SET TASK: Reproduce each line exactly.

>> START INFORMATION SUPPLIED

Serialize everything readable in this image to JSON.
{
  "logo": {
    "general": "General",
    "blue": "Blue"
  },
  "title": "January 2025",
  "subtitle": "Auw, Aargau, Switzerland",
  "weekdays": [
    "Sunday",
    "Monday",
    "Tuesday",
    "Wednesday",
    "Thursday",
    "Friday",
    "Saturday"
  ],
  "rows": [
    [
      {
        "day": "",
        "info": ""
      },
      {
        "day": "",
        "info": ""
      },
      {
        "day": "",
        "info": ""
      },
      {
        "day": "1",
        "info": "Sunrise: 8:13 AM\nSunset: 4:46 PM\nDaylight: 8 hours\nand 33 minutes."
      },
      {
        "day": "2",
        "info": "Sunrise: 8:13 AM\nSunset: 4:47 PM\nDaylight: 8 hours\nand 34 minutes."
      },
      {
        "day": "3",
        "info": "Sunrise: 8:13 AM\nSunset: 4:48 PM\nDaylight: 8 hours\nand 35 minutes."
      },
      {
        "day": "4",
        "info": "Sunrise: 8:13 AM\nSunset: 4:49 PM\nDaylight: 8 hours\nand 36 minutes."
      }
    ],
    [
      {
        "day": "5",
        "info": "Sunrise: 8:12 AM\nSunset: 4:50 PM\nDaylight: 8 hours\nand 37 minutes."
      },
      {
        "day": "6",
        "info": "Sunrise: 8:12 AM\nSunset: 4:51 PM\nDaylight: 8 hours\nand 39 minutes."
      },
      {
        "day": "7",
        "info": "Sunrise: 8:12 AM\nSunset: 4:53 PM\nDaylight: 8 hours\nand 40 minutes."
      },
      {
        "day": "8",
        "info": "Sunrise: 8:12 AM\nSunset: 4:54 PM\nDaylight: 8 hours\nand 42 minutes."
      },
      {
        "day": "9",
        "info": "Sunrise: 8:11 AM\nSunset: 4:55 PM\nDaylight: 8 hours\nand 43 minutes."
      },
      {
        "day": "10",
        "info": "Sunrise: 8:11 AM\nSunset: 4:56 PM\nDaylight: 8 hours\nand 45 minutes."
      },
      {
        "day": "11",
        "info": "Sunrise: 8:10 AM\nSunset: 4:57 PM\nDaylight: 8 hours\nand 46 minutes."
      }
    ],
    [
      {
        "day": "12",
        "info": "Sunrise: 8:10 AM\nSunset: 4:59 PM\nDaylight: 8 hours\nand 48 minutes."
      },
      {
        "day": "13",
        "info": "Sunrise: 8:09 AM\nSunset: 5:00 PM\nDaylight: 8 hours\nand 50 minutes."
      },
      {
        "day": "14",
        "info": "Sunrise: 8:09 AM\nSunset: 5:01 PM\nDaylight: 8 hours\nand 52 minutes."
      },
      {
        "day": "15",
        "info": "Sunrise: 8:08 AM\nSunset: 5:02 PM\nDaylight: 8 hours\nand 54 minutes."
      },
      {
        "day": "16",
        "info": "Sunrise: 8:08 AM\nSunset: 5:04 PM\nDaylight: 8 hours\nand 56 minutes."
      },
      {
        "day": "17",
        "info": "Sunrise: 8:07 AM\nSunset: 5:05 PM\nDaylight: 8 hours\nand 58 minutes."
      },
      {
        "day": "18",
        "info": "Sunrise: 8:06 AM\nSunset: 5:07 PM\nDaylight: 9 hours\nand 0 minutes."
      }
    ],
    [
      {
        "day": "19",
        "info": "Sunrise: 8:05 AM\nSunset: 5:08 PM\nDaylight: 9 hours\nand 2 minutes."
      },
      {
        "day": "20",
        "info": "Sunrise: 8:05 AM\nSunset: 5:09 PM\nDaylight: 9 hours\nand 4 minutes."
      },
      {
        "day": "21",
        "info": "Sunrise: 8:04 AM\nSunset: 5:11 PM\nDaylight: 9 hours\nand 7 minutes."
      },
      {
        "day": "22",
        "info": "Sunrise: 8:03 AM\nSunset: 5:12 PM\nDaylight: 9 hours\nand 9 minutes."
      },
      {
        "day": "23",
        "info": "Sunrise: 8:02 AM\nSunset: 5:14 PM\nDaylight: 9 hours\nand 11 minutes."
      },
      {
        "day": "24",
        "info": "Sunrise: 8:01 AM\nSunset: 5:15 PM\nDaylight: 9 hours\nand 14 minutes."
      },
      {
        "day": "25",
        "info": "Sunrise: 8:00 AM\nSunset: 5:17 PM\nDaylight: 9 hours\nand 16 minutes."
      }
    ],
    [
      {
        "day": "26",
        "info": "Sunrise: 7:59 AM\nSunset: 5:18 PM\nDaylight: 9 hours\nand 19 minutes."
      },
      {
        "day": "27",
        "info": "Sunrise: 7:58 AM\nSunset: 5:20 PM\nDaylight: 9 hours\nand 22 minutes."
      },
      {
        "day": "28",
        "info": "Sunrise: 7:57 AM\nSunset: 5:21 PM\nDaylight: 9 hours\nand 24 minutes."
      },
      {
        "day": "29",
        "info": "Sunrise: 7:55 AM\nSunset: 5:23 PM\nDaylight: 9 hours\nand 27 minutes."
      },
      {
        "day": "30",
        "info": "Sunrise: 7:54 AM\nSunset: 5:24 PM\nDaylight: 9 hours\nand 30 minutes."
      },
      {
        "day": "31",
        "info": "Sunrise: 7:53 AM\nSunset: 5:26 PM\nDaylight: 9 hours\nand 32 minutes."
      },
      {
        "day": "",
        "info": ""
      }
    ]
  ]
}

>> END INFORMATION SUPPLIED

TASK ANSWER:
Serialize everything readable in this image to JSON.
{
  "logo": {
    "general": "General",
    "blue": "Blue"
  },
  "title": "January 2025",
  "subtitle": "Auw, Aargau, Switzerland",
  "weekdays": [
    "Sunday",
    "Monday",
    "Tuesday",
    "Wednesday",
    "Thursday",
    "Friday",
    "Saturday"
  ],
  "rows": [
    [
      {
        "day": "",
        "info": ""
      },
      {
        "day": "",
        "info": ""
      },
      {
        "day": "",
        "info": ""
      },
      {
        "day": "1",
        "info": "Sunrise: 8:13 AM\nSunset: 4:46 PM\nDaylight: 8 hours\nand 33 minutes."
      },
      {
        "day": "2",
        "info": "Sunrise: 8:13 AM\nSunset: 4:47 PM\nDaylight: 8 hours\nand 34 minutes."
      },
      {
        "day": "3",
        "info": "Sunrise: 8:13 AM\nSunset: 4:48 PM\nDaylight: 8 hours\nand 35 minutes."
      },
      {
        "day": "4",
        "info": "Sunrise: 8:13 AM\nSunset: 4:49 PM\nDaylight: 8 hours\nand 36 minutes."
      }
    ],
    [
      {
        "day": "5",
        "info": "Sunrise: 8:12 AM\nSunset: 4:50 PM\nDaylight: 8 hours\nand 37 minutes."
      },
      {
        "day": "6",
        "info": "Sunrise: 8:12 AM\nSunset: 4:51 PM\nDaylight: 8 hours\nand 39 minutes."
      },
      {
        "day": "7",
        "info": "Sunrise: 8:12 AM\nSunset: 4:53 PM\nDaylight: 8 hours\nand 40 minutes."
      },
      {
        "day": "8",
        "info": "Sunrise: 8:12 AM\nSunset: 4:54 PM\nDaylight: 8 hours\nand 42 minutes."
      },
      {
        "day": "9",
        "info": "Sunrise: 8:11 AM\nSunset: 4:55 PM\nDaylight: 8 hours\nand 43 minutes."
      },
      {
        "day": "10",
        "info": "Sunrise: 8:11 AM\nSunset: 4:56 PM\nDaylight: 8 hours\nand 45 minutes."
      },
      {
        "day": "11",
        "info": "Sunrise: 8:10 AM\nSunset: 4:57 PM\nDaylight: 8 hours\nand 46 minutes."
      }
    ],
    [
      {
        "day": "12",
        "info": "Sunrise: 8:10 AM\nSunset: 4:59 PM\nDaylight: 8 hours\nand 48 minutes."
      },
      {
        "day": "13",
        "info": "Sunrise: 8:09 AM\nSunset: 5:00 PM\nDaylight: 8 hours\nand 50 minutes."
      },
      {
        "day": "14",
        "info": "Sunrise: 8:09 AM\nSunset: 5:01 PM\nDaylight: 8 hours\nand 52 minutes."
      },
      {
        "day": "15",
        "info": "Sunrise: 8:08 AM\nSunset: 5:02 PM\nDaylight: 8 hours\nand 54 minutes."
      },
      {
        "day": "16",
        "info": "Sunrise: 8:08 AM\nSunset: 5:04 PM\nDaylight: 8 hours\nand 56 minutes."
      },
      {
        "day": "17",
        "info": "Sunrise: 8:07 AM\nSunset: 5:05 PM\nDaylight: 8 hours\nand 58 minutes."
      },
      {
        "day": "18",
        "info": "Sunrise: 8:06 AM\nSunset: 5:07 PM\nDaylight: 9 hours\nand 0 minutes."
      }
    ],
    [
      {
        "day": "19",
        "info": "Sunrise: 8:05 AM\nSunset: 5:08 PM\nDaylight: 9 hours\nand 2 minutes."
      },
      {
        "day": "20",
        "info": "Sunrise: 8:05 AM\nSunset: 5:09 PM\nDaylight: 9 hours\nand 4 minutes."
      },
      {
        "day": "21",
        "info": "Sunrise: 8:04 AM\nSunset: 5:11 PM\nDaylight: 9 hours\nand 7 minutes."
      },
      {
        "day": "22",
        "info": "Sunrise: 8:03 AM\nSunset: 5:12 PM\nDaylight: 9 hours\nand 9 minutes."
      },
      {
        "day": "23",
        "info": "Sunrise: 8:02 AM\nSunset: 5:14 PM\nDaylight: 9 hours\nand 11 minutes."
      },
      {
        "day": "24",
        "info": "Sunrise: 8:01 AM\nSunset: 5:15 PM\nDaylight: 9 hours\nand 14 minutes."
      },
      {
        "day": "25",
        "info": "Sunrise: 8:00 AM\nSunset: 5:17 PM\nDaylight: 9 hours\nand 16 minutes."
      }
    ],
    [
      {
        "day": "26",
        "info": "Sunrise: 7:59 AM\nSunset: 5:18 PM\nDaylight: 9 hours\nand 19 minutes."
      },
      {
        "day": "27",
        "info": "Sunrise: 7:58 AM\nSunset: 5:20 PM\nDaylight: 9 hours\nand 22 minutes."
      },
      {
        "day": "28",
        "info": "Sunrise: 7:57 AM\nSunset: 5:21 PM\nDaylight: 9 hours\nand 24 minutes."
      },
      {
        "day": "29",
        "info": "Sunrise: 7:55 AM\nSunset: 5:23 PM\nDaylight: 9 hours\nand 27 minutes."
      },
      {
        "day": "30",
        "info": "Sunrise: 7:54 AM\nSunset: 5:24 PM\nDaylight: 9 hours\nand 30 minutes."
      },
      {
        "day": "31",
        "info": "Sunrise: 7:53 AM\nSunset: 5:26 PM\nDaylight: 9 hours\nand 32 minutes."
      },
      {
        "day": "",
        "info": ""
      }
    ]
  ]
}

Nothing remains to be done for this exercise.